§ **Short task**
Note each line where "déboucher" appears, and copy it.

§ **Excerpted data**

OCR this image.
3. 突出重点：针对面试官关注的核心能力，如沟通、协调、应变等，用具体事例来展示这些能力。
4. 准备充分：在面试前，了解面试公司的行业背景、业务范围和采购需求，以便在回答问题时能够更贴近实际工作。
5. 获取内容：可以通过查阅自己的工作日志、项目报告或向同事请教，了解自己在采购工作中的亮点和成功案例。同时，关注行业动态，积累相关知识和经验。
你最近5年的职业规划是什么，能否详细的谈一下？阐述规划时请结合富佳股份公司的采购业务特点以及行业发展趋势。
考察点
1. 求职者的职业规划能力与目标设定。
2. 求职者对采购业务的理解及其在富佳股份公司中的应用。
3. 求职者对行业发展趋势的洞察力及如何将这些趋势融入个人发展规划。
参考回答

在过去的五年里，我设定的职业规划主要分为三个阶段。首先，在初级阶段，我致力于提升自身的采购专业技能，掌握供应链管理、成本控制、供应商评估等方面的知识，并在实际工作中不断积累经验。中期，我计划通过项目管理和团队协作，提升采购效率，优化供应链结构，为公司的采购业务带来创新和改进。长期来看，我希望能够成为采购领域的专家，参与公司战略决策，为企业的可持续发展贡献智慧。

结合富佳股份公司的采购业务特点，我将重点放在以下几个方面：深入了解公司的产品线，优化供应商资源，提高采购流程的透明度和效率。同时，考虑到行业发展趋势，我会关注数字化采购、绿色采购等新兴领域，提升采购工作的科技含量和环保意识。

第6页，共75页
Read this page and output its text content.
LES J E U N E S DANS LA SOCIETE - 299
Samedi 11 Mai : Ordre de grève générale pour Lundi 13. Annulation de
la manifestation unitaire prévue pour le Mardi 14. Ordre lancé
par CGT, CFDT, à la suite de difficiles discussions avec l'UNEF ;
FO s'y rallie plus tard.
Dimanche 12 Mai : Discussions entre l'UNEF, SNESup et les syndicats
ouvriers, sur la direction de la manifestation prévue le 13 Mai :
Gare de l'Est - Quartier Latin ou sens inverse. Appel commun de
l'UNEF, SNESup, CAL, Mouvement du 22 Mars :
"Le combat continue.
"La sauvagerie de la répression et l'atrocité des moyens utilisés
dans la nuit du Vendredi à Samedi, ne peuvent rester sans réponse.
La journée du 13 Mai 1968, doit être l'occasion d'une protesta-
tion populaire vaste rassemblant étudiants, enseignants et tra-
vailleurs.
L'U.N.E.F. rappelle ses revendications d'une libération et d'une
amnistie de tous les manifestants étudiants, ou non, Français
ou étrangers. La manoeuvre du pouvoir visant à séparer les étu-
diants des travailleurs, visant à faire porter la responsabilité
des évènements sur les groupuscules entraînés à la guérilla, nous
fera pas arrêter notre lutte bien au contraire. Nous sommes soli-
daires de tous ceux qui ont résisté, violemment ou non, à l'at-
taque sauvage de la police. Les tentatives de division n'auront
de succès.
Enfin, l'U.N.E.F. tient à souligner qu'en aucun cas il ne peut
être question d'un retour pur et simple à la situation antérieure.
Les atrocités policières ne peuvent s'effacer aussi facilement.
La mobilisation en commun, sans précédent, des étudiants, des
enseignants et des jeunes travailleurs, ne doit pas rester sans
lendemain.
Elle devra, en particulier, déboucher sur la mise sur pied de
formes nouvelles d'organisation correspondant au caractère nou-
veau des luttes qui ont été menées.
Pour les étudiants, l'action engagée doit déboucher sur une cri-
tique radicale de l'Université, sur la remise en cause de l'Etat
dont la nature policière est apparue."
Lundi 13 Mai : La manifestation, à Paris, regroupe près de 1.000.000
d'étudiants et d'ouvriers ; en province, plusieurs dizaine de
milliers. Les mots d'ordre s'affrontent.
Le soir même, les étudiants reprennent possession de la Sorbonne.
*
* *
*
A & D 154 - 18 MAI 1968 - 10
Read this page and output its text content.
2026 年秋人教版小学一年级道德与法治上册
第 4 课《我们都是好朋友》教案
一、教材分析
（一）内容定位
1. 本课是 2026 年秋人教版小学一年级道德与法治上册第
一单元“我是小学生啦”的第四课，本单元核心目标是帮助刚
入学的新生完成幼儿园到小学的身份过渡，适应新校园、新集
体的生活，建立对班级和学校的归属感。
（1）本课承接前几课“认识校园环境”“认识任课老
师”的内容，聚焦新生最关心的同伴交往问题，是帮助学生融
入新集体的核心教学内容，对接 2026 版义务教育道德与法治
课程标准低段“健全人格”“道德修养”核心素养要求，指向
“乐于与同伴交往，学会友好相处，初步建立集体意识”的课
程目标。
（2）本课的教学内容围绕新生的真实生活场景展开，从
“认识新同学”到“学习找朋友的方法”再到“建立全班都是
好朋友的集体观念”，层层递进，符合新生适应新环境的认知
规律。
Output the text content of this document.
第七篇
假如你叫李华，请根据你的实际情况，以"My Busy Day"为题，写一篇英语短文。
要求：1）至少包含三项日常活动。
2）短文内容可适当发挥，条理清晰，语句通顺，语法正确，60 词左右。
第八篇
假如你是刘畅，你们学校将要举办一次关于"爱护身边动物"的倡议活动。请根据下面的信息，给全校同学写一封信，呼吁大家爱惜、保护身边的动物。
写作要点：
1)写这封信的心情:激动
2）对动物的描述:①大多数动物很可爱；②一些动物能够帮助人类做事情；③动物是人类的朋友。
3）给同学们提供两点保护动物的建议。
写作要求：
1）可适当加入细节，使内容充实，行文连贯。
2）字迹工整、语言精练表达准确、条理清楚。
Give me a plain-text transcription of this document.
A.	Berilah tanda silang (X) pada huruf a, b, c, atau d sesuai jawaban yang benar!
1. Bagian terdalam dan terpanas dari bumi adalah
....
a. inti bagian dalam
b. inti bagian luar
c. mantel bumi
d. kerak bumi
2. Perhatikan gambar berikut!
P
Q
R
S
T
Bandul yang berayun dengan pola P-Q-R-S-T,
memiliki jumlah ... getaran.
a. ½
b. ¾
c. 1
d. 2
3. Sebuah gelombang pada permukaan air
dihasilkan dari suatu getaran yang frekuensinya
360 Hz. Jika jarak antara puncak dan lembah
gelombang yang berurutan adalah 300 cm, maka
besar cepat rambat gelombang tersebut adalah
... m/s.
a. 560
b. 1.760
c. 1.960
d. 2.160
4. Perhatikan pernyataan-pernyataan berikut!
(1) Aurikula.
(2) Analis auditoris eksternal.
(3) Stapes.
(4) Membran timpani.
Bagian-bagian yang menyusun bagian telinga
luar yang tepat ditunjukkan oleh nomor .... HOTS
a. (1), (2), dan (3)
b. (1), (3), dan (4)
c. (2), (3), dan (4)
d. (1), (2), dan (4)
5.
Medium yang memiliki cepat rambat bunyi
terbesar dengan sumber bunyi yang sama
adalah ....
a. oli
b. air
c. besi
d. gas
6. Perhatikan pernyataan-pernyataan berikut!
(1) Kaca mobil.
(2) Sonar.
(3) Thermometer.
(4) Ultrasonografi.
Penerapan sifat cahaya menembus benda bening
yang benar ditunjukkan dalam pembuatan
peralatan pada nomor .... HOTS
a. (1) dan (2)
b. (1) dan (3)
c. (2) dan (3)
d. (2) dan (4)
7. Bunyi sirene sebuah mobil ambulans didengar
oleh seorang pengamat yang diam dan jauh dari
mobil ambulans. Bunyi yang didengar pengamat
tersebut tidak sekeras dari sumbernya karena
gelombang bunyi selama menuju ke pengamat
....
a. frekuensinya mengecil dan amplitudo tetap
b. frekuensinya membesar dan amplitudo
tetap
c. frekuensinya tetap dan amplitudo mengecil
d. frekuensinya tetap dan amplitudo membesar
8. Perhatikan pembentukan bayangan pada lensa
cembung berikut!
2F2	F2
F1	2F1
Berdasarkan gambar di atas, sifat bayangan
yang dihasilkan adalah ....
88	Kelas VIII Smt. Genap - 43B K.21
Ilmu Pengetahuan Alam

§ **The response**
Elle devra, en particulier, déboucher sur la mise sur pied de
Pour les étudiants, l'action engagée doit déboucher sur une cri-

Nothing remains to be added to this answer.